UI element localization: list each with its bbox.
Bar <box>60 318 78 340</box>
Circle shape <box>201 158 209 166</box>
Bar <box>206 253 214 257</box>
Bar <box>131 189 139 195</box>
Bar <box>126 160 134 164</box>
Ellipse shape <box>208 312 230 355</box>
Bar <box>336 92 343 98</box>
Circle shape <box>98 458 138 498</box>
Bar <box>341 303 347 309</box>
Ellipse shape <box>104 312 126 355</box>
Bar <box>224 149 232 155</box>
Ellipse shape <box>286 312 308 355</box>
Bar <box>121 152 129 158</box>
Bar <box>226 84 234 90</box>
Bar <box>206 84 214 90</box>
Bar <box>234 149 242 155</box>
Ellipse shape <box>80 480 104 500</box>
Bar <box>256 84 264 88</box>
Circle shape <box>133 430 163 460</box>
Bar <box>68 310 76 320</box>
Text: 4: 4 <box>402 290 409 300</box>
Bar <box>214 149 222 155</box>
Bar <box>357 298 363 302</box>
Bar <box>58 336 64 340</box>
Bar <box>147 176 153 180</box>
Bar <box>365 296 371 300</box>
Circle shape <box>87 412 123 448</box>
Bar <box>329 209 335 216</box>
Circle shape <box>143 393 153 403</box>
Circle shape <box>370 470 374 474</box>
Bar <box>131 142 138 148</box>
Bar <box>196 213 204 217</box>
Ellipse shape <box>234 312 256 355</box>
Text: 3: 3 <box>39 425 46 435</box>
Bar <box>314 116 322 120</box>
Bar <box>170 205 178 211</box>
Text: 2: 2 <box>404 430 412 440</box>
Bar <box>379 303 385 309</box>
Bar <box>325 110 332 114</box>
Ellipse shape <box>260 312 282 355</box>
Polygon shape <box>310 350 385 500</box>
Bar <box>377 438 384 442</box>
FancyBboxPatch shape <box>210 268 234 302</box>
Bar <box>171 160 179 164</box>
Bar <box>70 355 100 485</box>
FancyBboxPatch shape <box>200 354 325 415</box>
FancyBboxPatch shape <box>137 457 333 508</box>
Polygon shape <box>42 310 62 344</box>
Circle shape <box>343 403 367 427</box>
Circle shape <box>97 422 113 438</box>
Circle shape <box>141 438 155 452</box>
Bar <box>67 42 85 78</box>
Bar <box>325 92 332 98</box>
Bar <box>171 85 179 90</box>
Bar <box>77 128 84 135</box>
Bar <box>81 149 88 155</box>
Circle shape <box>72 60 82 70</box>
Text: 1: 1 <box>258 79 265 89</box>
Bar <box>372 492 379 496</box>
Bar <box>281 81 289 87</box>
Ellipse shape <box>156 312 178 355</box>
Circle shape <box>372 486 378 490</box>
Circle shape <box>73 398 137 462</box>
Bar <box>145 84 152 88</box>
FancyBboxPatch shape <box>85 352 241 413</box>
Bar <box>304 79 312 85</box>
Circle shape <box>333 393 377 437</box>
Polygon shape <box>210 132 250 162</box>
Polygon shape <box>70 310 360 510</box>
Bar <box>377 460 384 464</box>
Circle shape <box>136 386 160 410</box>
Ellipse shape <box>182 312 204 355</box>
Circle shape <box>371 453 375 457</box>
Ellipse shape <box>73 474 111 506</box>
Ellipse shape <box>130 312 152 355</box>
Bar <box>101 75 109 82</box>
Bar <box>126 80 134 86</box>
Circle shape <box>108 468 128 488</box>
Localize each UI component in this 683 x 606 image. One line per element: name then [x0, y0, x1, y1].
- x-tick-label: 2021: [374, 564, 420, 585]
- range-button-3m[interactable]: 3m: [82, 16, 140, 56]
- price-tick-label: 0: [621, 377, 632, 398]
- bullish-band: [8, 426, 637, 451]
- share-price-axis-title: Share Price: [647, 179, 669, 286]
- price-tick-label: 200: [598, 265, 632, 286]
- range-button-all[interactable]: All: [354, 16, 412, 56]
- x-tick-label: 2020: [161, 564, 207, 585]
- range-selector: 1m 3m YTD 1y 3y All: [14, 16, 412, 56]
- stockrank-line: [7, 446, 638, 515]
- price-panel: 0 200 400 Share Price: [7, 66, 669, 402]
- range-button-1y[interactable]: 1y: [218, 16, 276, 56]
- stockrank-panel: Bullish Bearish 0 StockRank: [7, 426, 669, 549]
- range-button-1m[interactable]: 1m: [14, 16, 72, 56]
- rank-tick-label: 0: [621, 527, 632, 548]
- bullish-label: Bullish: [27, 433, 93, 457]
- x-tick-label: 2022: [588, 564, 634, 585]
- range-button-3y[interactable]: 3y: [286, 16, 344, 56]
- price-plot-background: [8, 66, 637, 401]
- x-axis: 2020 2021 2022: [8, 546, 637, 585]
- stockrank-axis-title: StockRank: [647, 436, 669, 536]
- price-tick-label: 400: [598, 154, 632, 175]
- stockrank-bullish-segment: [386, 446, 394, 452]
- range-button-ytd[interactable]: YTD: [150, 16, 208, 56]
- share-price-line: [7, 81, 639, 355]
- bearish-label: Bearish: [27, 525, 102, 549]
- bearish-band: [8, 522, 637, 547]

____________________

WHAT IS REQUIRED -
Gather every line in the records above that contains the word "each".

RESULT OF THIS EXERCISE -
UI element localization: list each with its bbox.
Localize each UI component in this 683 x 606 image. One line per element: name then [x0, y0, x1, y1].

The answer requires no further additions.